Reproduce every entry exactly as shown.
— start Exercise data —
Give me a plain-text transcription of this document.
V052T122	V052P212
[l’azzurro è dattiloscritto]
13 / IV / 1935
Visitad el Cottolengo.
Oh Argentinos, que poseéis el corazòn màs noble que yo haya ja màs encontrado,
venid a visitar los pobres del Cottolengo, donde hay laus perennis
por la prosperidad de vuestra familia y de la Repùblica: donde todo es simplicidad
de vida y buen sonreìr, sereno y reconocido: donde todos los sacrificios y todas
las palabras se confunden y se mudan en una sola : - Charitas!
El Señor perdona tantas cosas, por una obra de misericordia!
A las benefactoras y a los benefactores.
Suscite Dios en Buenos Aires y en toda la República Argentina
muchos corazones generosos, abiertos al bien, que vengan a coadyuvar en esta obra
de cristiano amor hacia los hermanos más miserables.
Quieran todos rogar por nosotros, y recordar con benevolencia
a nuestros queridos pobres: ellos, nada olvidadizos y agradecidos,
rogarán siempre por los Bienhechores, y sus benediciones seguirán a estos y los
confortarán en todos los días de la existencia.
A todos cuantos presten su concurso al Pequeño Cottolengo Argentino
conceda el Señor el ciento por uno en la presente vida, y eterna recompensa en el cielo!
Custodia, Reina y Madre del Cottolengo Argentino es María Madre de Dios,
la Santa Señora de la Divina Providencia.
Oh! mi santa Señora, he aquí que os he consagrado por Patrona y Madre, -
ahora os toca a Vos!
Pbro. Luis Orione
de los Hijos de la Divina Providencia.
— end Exercise data —
> Reply:
Give me a plain-text transcription of this document.
V052T122	V052P212
[l’azzurro è dattiloscritto]
13 / IV / 1935
Visitad el Cottolengo.
Oh Argentinos, que poseéis el corazòn màs noble que yo haya ja màs encontrado,
venid a visitar los pobres del Cottolengo, donde hay laus perennis
por la prosperidad de vuestra familia y de la Repùblica: donde todo es simplicidad
de vida y buen sonreìr, sereno y reconocido: donde todos los sacrificios y todas
las palabras se confunden y se mudan en una sola : - Charitas!
El Señor perdona tantas cosas, por una obra de misericordia!
A las benefactoras y a los benefactores.
Suscite Dios en Buenos Aires y en toda la República Argentina
muchos corazones generosos, abiertos al bien, que vengan a coadyuvar en esta obra
de cristiano amor hacia los hermanos más miserables.
Quieran todos rogar por nosotros, y recordar con benevolencia
a nuestros queridos pobres: ellos, nada olvidadizos y agradecidos,
rogarán siempre por los Bienhechores, y sus benediciones seguirán a estos y los
confortarán en todos los días de la existencia.
A todos cuantos presten su concurso al Pequeño Cottolengo Argentino
conceda el Señor el ciento por uno en la presente vida, y eterna recompensa en el cielo!
Custodia, Reina y Madre del Cottolengo Argentino es María Madre de Dios,
la Santa Señora de la Divina Providencia.
Oh! mi santa Señora, he aquí que os he consagrado por Patrona y Madre, -
ahora os toca a Vos!
Pbro. Luis Orione
de los Hijos de la Divina Providencia.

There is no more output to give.